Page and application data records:
•••••

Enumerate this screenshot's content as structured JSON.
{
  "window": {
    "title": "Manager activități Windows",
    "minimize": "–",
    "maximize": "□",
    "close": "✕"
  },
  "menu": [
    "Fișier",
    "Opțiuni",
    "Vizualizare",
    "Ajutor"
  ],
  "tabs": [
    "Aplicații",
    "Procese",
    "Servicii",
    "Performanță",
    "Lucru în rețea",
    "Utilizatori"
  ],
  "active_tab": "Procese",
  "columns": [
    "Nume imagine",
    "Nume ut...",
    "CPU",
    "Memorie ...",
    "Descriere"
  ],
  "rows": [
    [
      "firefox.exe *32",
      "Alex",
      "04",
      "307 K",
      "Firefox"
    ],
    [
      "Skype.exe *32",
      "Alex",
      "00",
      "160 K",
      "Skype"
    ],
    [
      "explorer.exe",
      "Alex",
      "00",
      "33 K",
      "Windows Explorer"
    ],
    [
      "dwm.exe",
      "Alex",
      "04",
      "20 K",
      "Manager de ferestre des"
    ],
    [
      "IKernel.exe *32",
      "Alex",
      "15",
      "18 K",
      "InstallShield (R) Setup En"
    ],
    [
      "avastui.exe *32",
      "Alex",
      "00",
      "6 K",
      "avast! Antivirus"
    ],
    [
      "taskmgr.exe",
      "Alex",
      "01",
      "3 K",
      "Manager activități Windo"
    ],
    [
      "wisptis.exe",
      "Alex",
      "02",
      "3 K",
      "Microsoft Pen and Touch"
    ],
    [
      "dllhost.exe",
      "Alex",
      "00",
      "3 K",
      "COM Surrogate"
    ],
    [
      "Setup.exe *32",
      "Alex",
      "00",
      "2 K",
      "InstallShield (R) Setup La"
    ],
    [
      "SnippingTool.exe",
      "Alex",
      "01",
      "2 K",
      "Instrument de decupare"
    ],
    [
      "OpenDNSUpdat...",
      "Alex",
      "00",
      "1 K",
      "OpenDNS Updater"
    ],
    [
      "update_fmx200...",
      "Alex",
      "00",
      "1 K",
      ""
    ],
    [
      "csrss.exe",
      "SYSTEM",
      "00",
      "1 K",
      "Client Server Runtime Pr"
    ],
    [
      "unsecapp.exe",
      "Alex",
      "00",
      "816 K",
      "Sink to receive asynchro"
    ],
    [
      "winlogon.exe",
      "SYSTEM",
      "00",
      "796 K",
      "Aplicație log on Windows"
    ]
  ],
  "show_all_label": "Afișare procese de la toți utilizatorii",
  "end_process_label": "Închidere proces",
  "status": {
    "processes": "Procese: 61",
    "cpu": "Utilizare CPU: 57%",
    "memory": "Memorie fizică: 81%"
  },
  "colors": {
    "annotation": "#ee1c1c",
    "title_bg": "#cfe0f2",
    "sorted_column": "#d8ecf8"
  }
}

•••••

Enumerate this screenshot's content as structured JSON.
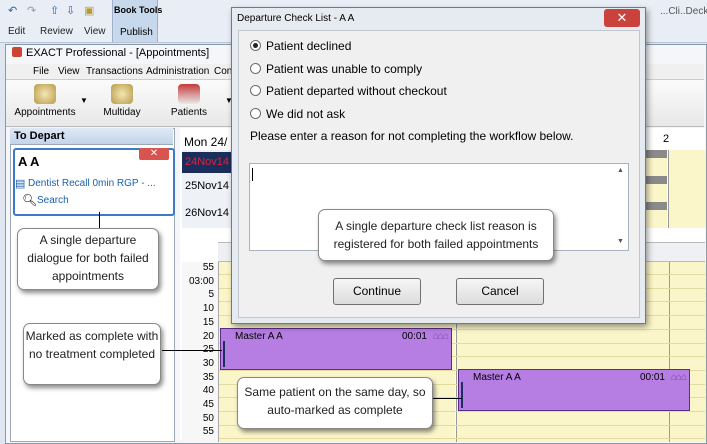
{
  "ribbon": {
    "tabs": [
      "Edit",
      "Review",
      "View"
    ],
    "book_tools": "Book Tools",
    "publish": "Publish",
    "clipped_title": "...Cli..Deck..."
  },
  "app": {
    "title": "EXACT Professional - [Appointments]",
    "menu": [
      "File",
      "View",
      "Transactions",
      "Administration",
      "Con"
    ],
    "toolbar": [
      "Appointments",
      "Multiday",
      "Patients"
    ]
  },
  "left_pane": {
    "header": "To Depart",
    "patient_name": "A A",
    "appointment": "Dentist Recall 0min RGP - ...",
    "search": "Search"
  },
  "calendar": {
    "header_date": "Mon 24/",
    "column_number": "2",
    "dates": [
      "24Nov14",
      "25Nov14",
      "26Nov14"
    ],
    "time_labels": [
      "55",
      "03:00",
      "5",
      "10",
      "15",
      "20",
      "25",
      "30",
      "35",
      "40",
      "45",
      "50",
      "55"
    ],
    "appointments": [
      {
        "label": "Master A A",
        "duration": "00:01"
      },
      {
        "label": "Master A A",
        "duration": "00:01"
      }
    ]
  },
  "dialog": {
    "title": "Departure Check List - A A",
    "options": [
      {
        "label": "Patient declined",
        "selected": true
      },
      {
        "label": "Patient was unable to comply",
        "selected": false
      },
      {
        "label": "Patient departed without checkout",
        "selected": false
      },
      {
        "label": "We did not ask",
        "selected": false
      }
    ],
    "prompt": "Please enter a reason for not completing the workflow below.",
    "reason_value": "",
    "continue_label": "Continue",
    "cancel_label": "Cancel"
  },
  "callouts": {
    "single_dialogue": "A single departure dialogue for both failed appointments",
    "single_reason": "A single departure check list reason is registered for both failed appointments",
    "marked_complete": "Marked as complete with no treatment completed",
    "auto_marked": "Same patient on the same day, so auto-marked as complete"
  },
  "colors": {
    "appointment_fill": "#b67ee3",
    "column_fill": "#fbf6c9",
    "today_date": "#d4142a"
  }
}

•••••

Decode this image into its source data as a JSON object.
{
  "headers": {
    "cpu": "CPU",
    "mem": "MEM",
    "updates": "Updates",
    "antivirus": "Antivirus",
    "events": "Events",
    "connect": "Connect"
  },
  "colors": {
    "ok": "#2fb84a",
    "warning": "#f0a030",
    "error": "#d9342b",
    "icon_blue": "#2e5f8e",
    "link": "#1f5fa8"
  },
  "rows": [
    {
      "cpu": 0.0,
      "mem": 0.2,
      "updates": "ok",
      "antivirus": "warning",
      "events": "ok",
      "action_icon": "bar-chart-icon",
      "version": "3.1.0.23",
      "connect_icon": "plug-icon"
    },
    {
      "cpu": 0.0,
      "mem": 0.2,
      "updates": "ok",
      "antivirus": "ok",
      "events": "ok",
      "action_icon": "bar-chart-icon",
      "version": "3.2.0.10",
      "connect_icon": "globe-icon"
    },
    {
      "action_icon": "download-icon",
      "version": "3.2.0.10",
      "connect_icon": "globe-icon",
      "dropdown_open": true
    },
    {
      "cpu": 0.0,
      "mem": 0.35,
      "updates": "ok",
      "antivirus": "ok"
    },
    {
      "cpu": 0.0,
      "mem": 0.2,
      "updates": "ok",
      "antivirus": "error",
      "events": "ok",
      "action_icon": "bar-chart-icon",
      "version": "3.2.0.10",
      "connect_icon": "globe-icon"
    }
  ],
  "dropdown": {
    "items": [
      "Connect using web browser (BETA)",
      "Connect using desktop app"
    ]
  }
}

•••••

Copy every line of the data above in which the string "Windows" appears.

    "title": "Manager activități Windows",
      "Windows Explorer"
      "Aplicație log on Windows"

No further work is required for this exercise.